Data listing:
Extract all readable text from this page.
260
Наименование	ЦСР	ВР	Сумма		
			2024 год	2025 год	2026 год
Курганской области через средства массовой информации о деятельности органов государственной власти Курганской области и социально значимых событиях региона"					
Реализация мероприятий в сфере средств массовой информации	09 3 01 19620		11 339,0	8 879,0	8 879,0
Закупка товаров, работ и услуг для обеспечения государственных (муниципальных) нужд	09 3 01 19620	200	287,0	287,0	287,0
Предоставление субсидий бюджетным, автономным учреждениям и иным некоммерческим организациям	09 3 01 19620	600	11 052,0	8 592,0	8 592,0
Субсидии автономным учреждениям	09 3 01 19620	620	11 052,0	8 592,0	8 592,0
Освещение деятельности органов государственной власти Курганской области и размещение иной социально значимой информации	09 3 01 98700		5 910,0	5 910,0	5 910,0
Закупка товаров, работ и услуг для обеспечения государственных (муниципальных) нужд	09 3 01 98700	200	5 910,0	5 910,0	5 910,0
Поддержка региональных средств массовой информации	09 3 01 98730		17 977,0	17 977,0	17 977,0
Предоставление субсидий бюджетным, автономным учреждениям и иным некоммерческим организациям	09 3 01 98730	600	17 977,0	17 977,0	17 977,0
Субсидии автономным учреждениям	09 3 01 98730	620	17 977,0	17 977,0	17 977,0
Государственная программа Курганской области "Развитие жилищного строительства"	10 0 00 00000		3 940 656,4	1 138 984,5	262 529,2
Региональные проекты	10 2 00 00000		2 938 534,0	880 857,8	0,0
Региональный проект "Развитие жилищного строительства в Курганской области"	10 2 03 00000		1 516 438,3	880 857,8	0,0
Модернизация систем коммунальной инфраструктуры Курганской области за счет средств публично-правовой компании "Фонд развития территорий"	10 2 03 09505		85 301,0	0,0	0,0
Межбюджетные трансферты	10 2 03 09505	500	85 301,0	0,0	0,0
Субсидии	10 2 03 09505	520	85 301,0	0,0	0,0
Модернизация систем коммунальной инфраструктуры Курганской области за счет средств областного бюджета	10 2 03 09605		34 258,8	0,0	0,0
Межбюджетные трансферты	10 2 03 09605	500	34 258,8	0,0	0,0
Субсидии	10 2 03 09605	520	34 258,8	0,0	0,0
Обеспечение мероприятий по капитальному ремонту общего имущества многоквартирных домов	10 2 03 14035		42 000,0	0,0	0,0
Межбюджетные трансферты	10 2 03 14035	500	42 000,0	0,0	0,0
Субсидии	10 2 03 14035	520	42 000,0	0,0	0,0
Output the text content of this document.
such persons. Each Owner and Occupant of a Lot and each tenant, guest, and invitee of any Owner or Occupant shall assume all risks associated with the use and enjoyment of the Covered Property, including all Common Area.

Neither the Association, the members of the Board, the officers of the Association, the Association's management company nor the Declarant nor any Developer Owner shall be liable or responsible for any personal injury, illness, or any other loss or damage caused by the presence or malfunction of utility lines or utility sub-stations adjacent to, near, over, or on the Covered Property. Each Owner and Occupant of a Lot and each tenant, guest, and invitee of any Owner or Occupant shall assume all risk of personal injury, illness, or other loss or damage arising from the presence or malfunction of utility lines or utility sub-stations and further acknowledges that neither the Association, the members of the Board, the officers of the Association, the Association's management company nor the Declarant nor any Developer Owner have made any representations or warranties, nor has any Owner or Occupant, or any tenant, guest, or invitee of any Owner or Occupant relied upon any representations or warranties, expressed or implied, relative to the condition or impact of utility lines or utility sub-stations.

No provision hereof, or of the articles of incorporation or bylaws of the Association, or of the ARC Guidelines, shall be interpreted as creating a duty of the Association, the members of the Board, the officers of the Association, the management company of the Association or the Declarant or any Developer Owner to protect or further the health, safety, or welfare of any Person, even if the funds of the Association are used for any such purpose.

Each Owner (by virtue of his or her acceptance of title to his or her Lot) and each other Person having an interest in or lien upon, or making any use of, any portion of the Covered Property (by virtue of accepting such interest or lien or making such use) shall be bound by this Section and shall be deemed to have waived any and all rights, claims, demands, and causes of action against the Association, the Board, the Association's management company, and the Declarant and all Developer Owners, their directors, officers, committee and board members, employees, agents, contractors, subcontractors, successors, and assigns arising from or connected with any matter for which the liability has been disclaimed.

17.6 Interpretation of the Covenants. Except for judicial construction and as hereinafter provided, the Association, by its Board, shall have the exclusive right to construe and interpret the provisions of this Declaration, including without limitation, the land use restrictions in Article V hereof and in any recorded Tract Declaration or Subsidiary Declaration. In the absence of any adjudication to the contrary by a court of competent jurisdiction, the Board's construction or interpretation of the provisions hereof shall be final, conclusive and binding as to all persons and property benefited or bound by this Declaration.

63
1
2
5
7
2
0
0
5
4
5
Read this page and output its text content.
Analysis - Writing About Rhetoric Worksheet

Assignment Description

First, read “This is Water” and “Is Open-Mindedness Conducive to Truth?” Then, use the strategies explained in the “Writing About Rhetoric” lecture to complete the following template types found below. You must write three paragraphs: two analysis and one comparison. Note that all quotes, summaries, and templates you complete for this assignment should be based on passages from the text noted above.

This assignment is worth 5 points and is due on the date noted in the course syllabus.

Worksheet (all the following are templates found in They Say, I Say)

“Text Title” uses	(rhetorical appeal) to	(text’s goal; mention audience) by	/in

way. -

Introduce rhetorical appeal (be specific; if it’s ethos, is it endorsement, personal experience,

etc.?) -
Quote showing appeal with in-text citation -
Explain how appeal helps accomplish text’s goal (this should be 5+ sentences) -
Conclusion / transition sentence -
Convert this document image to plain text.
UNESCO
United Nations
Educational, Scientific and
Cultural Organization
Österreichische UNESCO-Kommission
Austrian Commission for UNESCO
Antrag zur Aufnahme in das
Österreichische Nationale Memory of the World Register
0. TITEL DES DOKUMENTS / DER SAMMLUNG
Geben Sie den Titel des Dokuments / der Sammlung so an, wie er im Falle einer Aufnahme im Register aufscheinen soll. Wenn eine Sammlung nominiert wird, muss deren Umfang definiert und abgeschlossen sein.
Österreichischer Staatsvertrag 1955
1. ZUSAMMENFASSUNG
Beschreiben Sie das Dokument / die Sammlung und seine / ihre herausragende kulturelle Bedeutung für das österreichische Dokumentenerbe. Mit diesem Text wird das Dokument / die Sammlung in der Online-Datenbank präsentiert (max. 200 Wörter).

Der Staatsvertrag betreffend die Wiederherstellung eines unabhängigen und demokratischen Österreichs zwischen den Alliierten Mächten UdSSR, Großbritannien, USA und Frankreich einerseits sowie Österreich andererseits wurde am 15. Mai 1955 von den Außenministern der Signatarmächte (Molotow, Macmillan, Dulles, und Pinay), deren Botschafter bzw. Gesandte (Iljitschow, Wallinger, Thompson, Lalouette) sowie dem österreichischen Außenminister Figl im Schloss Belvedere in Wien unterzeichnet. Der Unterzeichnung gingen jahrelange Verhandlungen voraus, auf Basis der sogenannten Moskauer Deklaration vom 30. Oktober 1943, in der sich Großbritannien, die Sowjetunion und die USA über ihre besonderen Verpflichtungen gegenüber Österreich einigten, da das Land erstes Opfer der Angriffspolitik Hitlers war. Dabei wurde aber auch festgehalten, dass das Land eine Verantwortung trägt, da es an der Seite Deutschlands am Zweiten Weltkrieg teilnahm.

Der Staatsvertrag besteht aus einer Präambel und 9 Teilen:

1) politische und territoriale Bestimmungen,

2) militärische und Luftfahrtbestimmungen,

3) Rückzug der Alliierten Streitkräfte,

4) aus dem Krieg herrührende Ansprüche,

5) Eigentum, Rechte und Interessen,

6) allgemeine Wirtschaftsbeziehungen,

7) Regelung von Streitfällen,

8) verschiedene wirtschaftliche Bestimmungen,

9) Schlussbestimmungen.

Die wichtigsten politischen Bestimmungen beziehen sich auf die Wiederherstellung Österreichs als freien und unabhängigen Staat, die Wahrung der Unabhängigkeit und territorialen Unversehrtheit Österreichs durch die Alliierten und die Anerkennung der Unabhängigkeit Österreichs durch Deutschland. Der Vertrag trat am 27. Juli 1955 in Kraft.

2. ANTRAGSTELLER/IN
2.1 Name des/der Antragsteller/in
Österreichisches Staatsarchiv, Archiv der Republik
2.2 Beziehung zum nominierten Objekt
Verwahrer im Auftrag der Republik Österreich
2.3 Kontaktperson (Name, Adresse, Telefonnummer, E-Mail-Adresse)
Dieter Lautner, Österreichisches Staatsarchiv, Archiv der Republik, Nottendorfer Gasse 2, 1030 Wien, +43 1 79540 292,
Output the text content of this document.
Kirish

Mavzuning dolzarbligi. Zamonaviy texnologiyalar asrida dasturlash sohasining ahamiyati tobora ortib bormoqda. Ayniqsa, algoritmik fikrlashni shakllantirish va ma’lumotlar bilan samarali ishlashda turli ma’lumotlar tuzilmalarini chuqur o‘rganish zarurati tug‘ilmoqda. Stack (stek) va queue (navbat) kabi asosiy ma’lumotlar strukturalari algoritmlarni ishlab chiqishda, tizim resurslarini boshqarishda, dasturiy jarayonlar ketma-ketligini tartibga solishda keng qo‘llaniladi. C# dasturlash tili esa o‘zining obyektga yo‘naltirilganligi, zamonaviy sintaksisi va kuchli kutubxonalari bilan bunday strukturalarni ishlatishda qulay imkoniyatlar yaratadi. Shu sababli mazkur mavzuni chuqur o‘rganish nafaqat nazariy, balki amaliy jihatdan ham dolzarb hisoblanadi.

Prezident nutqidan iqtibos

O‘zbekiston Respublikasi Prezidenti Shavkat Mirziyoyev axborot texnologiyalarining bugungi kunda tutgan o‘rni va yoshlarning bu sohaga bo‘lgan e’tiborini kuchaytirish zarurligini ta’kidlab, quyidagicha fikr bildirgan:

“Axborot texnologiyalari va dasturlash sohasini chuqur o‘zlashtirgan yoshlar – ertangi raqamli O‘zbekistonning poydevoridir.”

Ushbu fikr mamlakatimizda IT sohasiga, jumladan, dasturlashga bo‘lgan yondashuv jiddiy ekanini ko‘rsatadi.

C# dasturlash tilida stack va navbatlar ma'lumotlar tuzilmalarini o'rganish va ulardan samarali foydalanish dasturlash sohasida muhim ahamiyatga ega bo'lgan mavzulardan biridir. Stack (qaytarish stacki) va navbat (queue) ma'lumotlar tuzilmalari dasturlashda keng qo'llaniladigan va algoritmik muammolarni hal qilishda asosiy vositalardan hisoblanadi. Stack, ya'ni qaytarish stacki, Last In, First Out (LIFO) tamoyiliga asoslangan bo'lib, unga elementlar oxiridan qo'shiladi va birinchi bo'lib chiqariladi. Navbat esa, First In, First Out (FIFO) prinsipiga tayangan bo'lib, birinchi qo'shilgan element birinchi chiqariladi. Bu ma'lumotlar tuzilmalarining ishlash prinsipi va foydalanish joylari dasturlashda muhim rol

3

### TASK TO COMPLETE
From the entries above, copy every line that holds the word "государственных".

### ANSWER FOR THE TASK
Закупка товаров, работ и услуг для обеспечения государственных (муниципальных) нужд	09 3 01 19620	200	287,0	287,0	287,0
Закупка товаров, работ и услуг для обеспечения государственных (муниципальных) нужд	09 3 01 98700	200	5 910,0	5 910,0	5 910,0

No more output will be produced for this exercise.